• _Task to complete_:
Set down the records once more, please, exactly and with the pictures left out.

------ Records for the task ------

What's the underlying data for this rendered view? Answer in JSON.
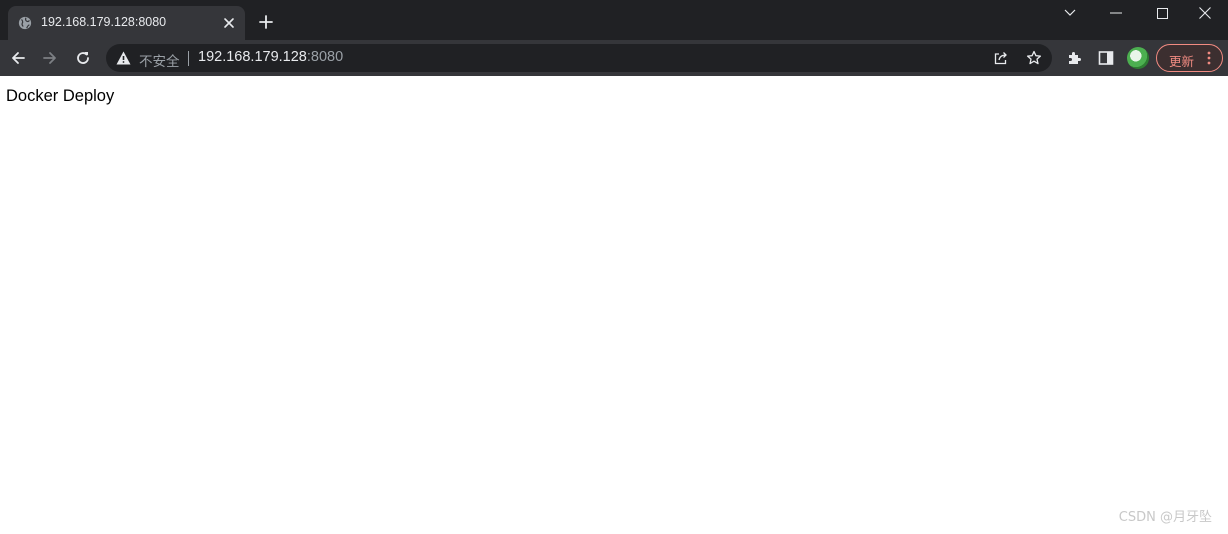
{
  "tab": {
    "title": "192.168.179.128:8080",
    "favicon": "globe-icon"
  },
  "toolbar": {
    "security_label": "不安全",
    "url_host": "192.168.179.128",
    "url_port": ":8080",
    "update_label": "更新"
  },
  "page": {
    "text": "Docker Deploy"
  },
  "watermark": "CSDN @月牙坠",
  "colors": {
    "titlebar_bg": "#202124",
    "tab_bg": "#35363a",
    "omnibox_bg": "#202124",
    "update_accent": "#f28b82"
  }
}
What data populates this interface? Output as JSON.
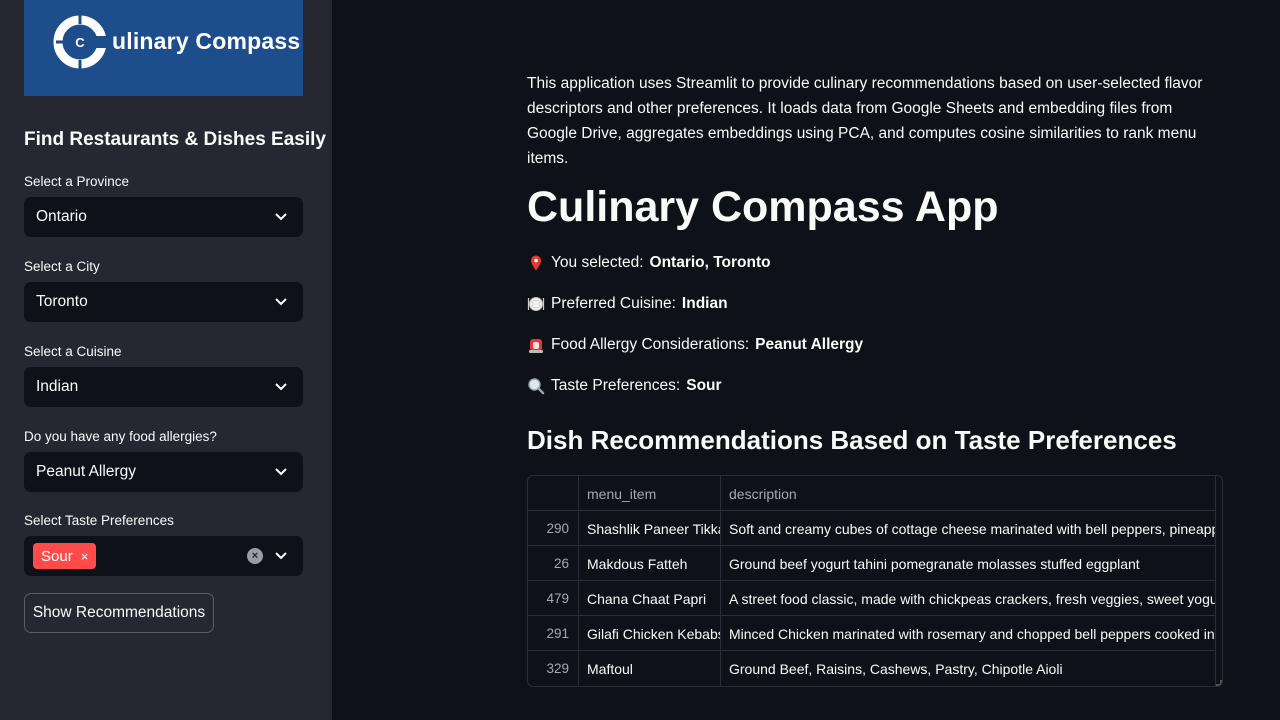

------

• _The response_:
What's the underlying data for this rendered view? Answer in JSON.
{
  "tab": {
    "title": "192.168.179.128:8080",
    "favicon": "globe-icon"
  },
  "toolbar": {
    "security_label": "不安全",
    "url_host": "192.168.179.128",
    "url_port": ":8080",
    "update_label": "更新"
  },
  "page": {
    "text": "Docker Deploy"
  },
  "watermark": "CSDN @月牙坠",
  "colors": {
    "titlebar_bg": "#202124",
    "tab_bg": "#35363a",
    "omnibox_bg": "#202124",
    "update_accent": "#f28b82"
  }
}
What data populates this interface? Output as JSON.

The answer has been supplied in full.